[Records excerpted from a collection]
+-------+
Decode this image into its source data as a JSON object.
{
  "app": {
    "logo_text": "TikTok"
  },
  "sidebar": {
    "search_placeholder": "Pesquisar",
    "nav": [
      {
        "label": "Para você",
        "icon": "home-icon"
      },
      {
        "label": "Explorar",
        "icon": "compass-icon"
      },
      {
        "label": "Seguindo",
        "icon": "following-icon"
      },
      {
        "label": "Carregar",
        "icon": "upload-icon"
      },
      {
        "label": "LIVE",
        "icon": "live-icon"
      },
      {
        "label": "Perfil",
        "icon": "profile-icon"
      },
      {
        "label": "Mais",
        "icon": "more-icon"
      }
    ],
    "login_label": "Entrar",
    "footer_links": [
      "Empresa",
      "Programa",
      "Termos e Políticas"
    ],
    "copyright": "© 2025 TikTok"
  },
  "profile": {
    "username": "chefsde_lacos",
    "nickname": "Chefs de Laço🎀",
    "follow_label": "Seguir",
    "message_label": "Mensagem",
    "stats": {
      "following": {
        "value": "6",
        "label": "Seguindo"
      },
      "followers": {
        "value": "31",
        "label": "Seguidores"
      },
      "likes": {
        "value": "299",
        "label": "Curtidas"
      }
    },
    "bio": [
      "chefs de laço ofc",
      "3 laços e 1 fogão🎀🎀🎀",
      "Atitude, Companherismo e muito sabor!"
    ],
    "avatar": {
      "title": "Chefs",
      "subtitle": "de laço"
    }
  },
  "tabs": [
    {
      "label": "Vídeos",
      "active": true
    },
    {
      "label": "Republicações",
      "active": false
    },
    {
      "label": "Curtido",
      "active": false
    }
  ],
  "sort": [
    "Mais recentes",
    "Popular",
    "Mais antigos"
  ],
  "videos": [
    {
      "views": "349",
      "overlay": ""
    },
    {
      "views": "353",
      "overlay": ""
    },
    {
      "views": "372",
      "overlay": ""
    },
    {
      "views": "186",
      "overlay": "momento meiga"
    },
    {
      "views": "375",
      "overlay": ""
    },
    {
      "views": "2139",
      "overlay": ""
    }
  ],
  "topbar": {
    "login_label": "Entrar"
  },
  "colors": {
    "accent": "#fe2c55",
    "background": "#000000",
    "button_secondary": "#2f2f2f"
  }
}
+-------+
Written instruction: Emit the full listing verbatim.

Output below:
Decode this image into its source data as a JSON object.
{
  "app": {
    "logo_text": "TikTok"
  },
  "sidebar": {
    "search_placeholder": "Pesquisar",
    "nav": [
      {
        "label": "Para você",
        "icon": "home-icon"
      },
      {
        "label": "Explorar",
        "icon": "compass-icon"
      },
      {
        "label": "Seguindo",
        "icon": "following-icon"
      },
      {
        "label": "Carregar",
        "icon": "upload-icon"
      },
      {
        "label": "LIVE",
        "icon": "live-icon"
      },
      {
        "label": "Perfil",
        "icon": "profile-icon"
      },
      {
        "label": "Mais",
        "icon": "more-icon"
      }
    ],
    "login_label": "Entrar",
    "footer_links": [
      "Empresa",
      "Programa",
      "Termos e Políticas"
    ],
    "copyright": "© 2025 TikTok"
  },
  "profile": {
    "username": "chefsde_lacos",
    "nickname": "Chefs de Laço🎀",
    "follow_label": "Seguir",
    "message_label": "Mensagem",
    "stats": {
      "following": {
        "value": "6",
        "label": "Seguindo"
      },
      "followers": {
        "value": "31",
        "label": "Seguidores"
      },
      "likes": {
        "value": "299",
        "label": "Curtidas"
      }
    },
    "bio": [
      "chefs de laço ofc",
      "3 laços e 1 fogão🎀🎀🎀",
      "Atitude, Companherismo e muito sabor!"
    ],
    "avatar": {
      "title": "Chefs",
      "subtitle": "de laço"
    }
  },
  "tabs": [
    {
      "label": "Vídeos",
      "active": true
    },
    {
      "label": "Republicações",
      "active": false
    },
    {
      "label": "Curtido",
      "active": false
    }
  ],
  "sort": [
    "Mais recentes",
    "Popular",
    "Mais antigos"
  ],
  "videos": [
    {
      "views": "349",
      "overlay": ""
    },
    {
      "views": "353",
      "overlay": ""
    },
    {
      "views": "372",
      "overlay": ""
    },
    {
      "views": "186",
      "overlay": "momento meiga"
    },
    {
      "views": "375",
      "overlay": ""
    },
    {
      "views": "2139",
      "overlay": ""
    }
  ],
  "topbar": {
    "login_label": "Entrar"
  },
  "colors": {
    "accent": "#fe2c55",
    "background": "#000000",
    "button_secondary": "#2f2f2f"
  }
}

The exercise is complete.